▶ **Your objective**: Take the listing and print it in full, exactly as given.

╭──

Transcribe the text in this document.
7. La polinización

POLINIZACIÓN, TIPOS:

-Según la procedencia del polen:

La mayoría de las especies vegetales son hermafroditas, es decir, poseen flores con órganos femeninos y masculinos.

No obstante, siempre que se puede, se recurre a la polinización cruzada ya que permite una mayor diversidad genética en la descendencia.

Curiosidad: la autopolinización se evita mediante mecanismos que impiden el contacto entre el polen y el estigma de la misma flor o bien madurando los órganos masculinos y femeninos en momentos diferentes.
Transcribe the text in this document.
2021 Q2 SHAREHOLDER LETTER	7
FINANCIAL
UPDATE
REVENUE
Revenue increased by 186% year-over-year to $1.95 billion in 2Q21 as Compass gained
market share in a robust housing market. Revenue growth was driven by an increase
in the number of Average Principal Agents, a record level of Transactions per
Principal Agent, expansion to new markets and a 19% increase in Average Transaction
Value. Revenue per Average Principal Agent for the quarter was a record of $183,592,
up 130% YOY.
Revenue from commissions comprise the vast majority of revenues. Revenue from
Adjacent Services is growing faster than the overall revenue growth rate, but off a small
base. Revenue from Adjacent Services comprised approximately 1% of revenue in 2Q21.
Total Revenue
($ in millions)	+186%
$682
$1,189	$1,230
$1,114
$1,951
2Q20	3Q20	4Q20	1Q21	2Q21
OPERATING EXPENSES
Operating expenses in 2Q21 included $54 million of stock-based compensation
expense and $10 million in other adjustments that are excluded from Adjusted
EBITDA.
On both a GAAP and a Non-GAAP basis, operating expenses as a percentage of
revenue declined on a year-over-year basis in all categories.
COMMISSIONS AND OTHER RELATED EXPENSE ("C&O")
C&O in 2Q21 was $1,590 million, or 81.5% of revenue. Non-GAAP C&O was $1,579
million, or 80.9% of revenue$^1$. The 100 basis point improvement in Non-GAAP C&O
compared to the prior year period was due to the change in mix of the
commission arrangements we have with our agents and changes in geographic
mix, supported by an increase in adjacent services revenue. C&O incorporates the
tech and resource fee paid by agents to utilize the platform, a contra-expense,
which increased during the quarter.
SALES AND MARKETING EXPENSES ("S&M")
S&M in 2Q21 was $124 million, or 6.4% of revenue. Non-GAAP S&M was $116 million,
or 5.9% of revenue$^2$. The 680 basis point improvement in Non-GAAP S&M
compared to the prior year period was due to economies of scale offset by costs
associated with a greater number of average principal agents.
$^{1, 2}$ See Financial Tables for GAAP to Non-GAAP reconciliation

╰──

▶ **Answer to the problem**:
Transcribe the text in this document.
7. La polinización

POLINIZACIÓN, TIPOS:

-Según la procedencia del polen:

La mayoría de las especies vegetales son hermafroditas, es decir, poseen flores con órganos femeninos y masculinos.

No obstante, siempre que se puede, se recurre a la polinización cruzada ya que permite una mayor diversidad genética en la descendencia.

Curiosidad: la autopolinización se evita mediante mecanismos que impiden el contacto entre el polen y el estigma de la misma flor o bien madurando los órganos masculinos y femeninos en momentos diferentes.
Transcribe the text in this document.
2021 Q2 SHAREHOLDER LETTER	7
FINANCIAL
UPDATE
REVENUE
Revenue increased by 186% year-over-year to $1.95 billion in 2Q21 as Compass gained
market share in a robust housing market. Revenue growth was driven by an increase
in the number of Average Principal Agents, a record level of Transactions per
Principal Agent, expansion to new markets and a 19% increase in Average Transaction
Value. Revenue per Average Principal Agent for the quarter was a record of $183,592,
up 130% YOY.
Revenue from commissions comprise the vast majority of revenues. Revenue from
Adjacent Services is growing faster than the overall revenue growth rate, but off a small
base. Revenue from Adjacent Services comprised approximately 1% of revenue in 2Q21.
Total Revenue
($ in millions)	+186%
$682
$1,189	$1,230
$1,114
$1,951
2Q20	3Q20	4Q20	1Q21	2Q21
OPERATING EXPENSES
Operating expenses in 2Q21 included $54 million of stock-based compensation
expense and $10 million in other adjustments that are excluded from Adjusted
EBITDA.
On both a GAAP and a Non-GAAP basis, operating expenses as a percentage of
revenue declined on a year-over-year basis in all categories.
COMMISSIONS AND OTHER RELATED EXPENSE ("C&O")
C&O in 2Q21 was $1,590 million, or 81.5% of revenue. Non-GAAP C&O was $1,579
million, or 80.9% of revenue$^1$. The 100 basis point improvement in Non-GAAP C&O
compared to the prior year period was due to the change in mix of the
commission arrangements we have with our agents and changes in geographic
mix, supported by an increase in adjacent services revenue. C&O incorporates the
tech and resource fee paid by agents to utilize the platform, a contra-expense,
which increased during the quarter.
SALES AND MARKETING EXPENSES ("S&M")
S&M in 2Q21 was $124 million, or 6.4% of revenue. Non-GAAP S&M was $116 million,
or 5.9% of revenue$^2$. The 680 basis point improvement in Non-GAAP S&M
compared to the prior year period was due to economies of scale offset by costs
associated with a greater number of average principal agents.
$^{1, 2}$ See Financial Tables for GAAP to Non-GAAP reconciliation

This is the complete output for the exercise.